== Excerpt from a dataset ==
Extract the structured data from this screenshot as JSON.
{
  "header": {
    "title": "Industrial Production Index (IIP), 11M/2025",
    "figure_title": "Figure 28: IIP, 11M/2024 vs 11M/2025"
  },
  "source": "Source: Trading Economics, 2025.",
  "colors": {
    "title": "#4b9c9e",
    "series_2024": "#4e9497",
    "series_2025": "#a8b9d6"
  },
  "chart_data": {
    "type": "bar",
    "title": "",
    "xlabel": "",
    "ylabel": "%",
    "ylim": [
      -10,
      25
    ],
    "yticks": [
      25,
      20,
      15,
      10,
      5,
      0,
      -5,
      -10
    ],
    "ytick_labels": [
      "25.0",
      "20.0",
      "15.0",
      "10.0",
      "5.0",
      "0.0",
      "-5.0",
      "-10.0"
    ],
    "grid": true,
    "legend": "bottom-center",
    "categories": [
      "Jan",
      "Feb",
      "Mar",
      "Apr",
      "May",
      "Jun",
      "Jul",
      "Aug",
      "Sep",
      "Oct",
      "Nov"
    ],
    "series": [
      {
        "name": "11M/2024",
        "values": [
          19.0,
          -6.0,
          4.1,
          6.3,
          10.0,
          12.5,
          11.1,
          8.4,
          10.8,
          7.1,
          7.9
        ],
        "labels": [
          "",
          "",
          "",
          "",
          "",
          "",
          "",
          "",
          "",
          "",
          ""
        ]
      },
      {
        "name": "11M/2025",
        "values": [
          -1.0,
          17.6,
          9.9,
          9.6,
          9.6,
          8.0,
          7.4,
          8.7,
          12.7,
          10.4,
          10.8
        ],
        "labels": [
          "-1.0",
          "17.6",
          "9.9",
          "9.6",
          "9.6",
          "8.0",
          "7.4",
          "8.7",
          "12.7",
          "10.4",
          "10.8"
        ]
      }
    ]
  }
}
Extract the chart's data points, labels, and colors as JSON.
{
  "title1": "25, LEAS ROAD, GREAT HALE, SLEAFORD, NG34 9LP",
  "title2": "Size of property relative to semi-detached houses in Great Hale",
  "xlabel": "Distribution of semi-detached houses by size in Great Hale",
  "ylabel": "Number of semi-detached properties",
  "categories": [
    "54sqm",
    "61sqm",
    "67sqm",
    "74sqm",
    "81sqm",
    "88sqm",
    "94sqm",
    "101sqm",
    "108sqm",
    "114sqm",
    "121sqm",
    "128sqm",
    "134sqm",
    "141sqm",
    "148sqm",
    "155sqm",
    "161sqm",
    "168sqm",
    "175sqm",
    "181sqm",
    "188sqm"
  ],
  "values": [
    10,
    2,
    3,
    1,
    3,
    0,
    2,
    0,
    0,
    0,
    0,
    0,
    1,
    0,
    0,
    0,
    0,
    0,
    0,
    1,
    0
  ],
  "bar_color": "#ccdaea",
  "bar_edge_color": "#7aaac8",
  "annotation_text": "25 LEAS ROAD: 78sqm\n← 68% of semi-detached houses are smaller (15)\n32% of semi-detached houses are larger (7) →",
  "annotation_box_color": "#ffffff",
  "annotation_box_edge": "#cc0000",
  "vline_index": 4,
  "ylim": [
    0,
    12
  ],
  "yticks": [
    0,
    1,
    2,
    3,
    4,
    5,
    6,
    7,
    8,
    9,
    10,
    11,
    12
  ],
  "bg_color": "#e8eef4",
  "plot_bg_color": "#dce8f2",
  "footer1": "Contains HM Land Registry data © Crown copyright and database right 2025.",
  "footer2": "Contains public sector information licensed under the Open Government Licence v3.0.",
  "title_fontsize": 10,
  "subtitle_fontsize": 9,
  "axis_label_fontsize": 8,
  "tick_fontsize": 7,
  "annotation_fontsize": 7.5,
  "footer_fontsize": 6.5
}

== Exercise task ==
Write the whole listing out again. Keep every line exactly as it is.

== Correct response ==
Extract the structured data from this screenshot as JSON.
{
  "header": {
    "title": "Industrial Production Index (IIP), 11M/2025",
    "figure_title": "Figure 28: IIP, 11M/2024 vs 11M/2025"
  },
  "source": "Source: Trading Economics, 2025.",
  "colors": {
    "title": "#4b9c9e",
    "series_2024": "#4e9497",
    "series_2025": "#a8b9d6"
  },
  "chart_data": {
    "type": "bar",
    "title": "",
    "xlabel": "",
    "ylabel": "%",
    "ylim": [
      -10,
      25
    ],
    "yticks": [
      25,
      20,
      15,
      10,
      5,
      0,
      -5,
      -10
    ],
    "ytick_labels": [
      "25.0",
      "20.0",
      "15.0",
      "10.0",
      "5.0",
      "0.0",
      "-5.0",
      "-10.0"
    ],
    "grid": true,
    "legend": "bottom-center",
    "categories": [
      "Jan",
      "Feb",
      "Mar",
      "Apr",
      "May",
      "Jun",
      "Jul",
      "Aug",
      "Sep",
      "Oct",
      "Nov"
    ],
    "series": [
      {
        "name": "11M/2024",
        "values": [
          19.0,
          -6.0,
          4.1,
          6.3,
          10.0,
          12.5,
          11.1,
          8.4,
          10.8,
          7.1,
          7.9
        ],
        "labels": [
          "",
          "",
          "",
          "",
          "",
          "",
          "",
          "",
          "",
          "",
          ""
        ]
      },
      {
        "name": "11M/2025",
        "values": [
          -1.0,
          17.6,
          9.9,
          9.6,
          9.6,
          8.0,
          7.4,
          8.7,
          12.7,
          10.4,
          10.8
        ],
        "labels": [
          "-1.0",
          "17.6",
          "9.9",
          "9.6",
          "9.6",
          "8.0",
          "7.4",
          "8.7",
          "12.7",
          "10.4",
          "10.8"
        ]
      }
    ]
  }
}
Extract the chart's data points, labels, and colors as JSON.
{
  "title1": "25, LEAS ROAD, GREAT HALE, SLEAFORD, NG34 9LP",
  "title2": "Size of property relative to semi-detached houses in Great Hale",
  "xlabel": "Distribution of semi-detached houses by size in Great Hale",
  "ylabel": "Number of semi-detached properties",
  "categories": [
    "54sqm",
    "61sqm",
    "67sqm",
    "74sqm",
    "81sqm",
    "88sqm",
    "94sqm",
    "101sqm",
    "108sqm",
    "114sqm",
    "121sqm",
    "128sqm",
    "134sqm",
    "141sqm",
    "148sqm",
    "155sqm",
    "161sqm",
    "168sqm",
    "175sqm",
    "181sqm",
    "188sqm"
  ],
  "values": [
    10,
    2,
    3,
    1,
    3,
    0,
    2,
    0,
    0,
    0,
    0,
    0,
    1,
    0,
    0,
    0,
    0,
    0,
    0,
    1,
    0
  ],
  "bar_color": "#ccdaea",
  "bar_edge_color": "#7aaac8",
  "annotation_text": "25 LEAS ROAD: 78sqm\n← 68% of semi-detached houses are smaller (15)\n32% of semi-detached houses are larger (7) →",
  "annotation_box_color": "#ffffff",
  "annotation_box_edge": "#cc0000",
  "vline_index": 4,
  "ylim": [
    0,
    12
  ],
  "yticks": [
    0,
    1,
    2,
    3,
    4,
    5,
    6,
    7,
    8,
    9,
    10,
    11,
    12
  ],
  "bg_color": "#e8eef4",
  "plot_bg_color": "#dce8f2",
  "footer1": "Contains HM Land Registry data © Crown copyright and database right 2025.",
  "footer2": "Contains public sector information licensed under the Open Government Licence v3.0.",
  "title_fontsize": 10,
  "subtitle_fontsize": 9,
  "axis_label_fontsize": 8,
  "tick_fontsize": 7,
  "annotation_fontsize": 7.5,
  "footer_fontsize": 6.5
}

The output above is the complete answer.